>> Start EXERCISE MATERIALS

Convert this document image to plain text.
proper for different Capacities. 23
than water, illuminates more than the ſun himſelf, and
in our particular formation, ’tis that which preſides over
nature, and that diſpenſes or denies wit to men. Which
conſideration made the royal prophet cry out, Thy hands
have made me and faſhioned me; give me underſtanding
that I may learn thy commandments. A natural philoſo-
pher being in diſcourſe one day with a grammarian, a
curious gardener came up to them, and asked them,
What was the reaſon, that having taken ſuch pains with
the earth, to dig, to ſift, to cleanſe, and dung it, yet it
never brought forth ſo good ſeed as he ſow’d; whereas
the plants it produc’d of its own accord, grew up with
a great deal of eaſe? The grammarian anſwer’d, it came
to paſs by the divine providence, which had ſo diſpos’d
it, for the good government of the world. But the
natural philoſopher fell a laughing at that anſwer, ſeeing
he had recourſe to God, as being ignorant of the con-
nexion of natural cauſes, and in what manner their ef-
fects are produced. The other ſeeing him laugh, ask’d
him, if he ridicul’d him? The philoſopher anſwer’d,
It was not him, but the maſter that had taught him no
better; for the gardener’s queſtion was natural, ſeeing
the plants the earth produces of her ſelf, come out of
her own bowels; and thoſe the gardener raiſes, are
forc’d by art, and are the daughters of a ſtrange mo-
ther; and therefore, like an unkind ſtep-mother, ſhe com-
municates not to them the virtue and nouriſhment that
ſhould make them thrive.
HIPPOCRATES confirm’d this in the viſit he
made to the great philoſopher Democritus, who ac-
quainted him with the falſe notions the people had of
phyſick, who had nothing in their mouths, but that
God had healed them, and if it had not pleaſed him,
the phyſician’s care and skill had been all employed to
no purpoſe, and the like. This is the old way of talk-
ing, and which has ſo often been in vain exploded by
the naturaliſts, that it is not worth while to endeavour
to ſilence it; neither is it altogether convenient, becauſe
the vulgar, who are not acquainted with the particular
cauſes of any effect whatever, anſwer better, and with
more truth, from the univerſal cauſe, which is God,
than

>> End EXERCISE MATERIALS

#### EXERCISE DIRECTIONS:
Please reproduce each record precisely as written.

#### SOLUTION:
Convert this document image to plain text.
proper for different Capacities. 23
than water, illuminates more than the ſun himſelf, and
in our particular formation, ’tis that which preſides over
nature, and that diſpenſes or denies wit to men. Which
conſideration made the royal prophet cry out, Thy hands
have made me and faſhioned me; give me underſtanding
that I may learn thy commandments. A natural philoſo-
pher being in diſcourſe one day with a grammarian, a
curious gardener came up to them, and asked them,
What was the reaſon, that having taken ſuch pains with
the earth, to dig, to ſift, to cleanſe, and dung it, yet it
never brought forth ſo good ſeed as he ſow’d; whereas
the plants it produc’d of its own accord, grew up with
a great deal of eaſe? The grammarian anſwer’d, it came
to paſs by the divine providence, which had ſo diſpos’d
it, for the good government of the world. But the
natural philoſopher fell a laughing at that anſwer, ſeeing
he had recourſe to God, as being ignorant of the con-
nexion of natural cauſes, and in what manner their ef-
fects are produced. The other ſeeing him laugh, ask’d
him, if he ridicul’d him? The philoſopher anſwer’d,
It was not him, but the maſter that had taught him no
better; for the gardener’s queſtion was natural, ſeeing
the plants the earth produces of her ſelf, come out of
her own bowels; and thoſe the gardener raiſes, are
forc’d by art, and are the daughters of a ſtrange mo-
ther; and therefore, like an unkind ſtep-mother, ſhe com-
municates not to them the virtue and nouriſhment that
ſhould make them thrive.
HIPPOCRATES confirm’d this in the viſit he
made to the great philoſopher Democritus, who ac-
quainted him with the falſe notions the people had of
phyſick, who had nothing in their mouths, but that
God had healed them, and if it had not pleaſed him,
the phyſician’s care and skill had been all employed to
no purpoſe, and the like. This is the old way of talk-
ing, and which has ſo often been in vain exploded by
the naturaliſts, that it is not worth while to endeavour
to ſilence it; neither is it altogether convenient, becauſe
the vulgar, who are not acquainted with the particular
cauſes of any effect whatever, anſwer better, and with
more truth, from the univerſal cauſe, which is God,
than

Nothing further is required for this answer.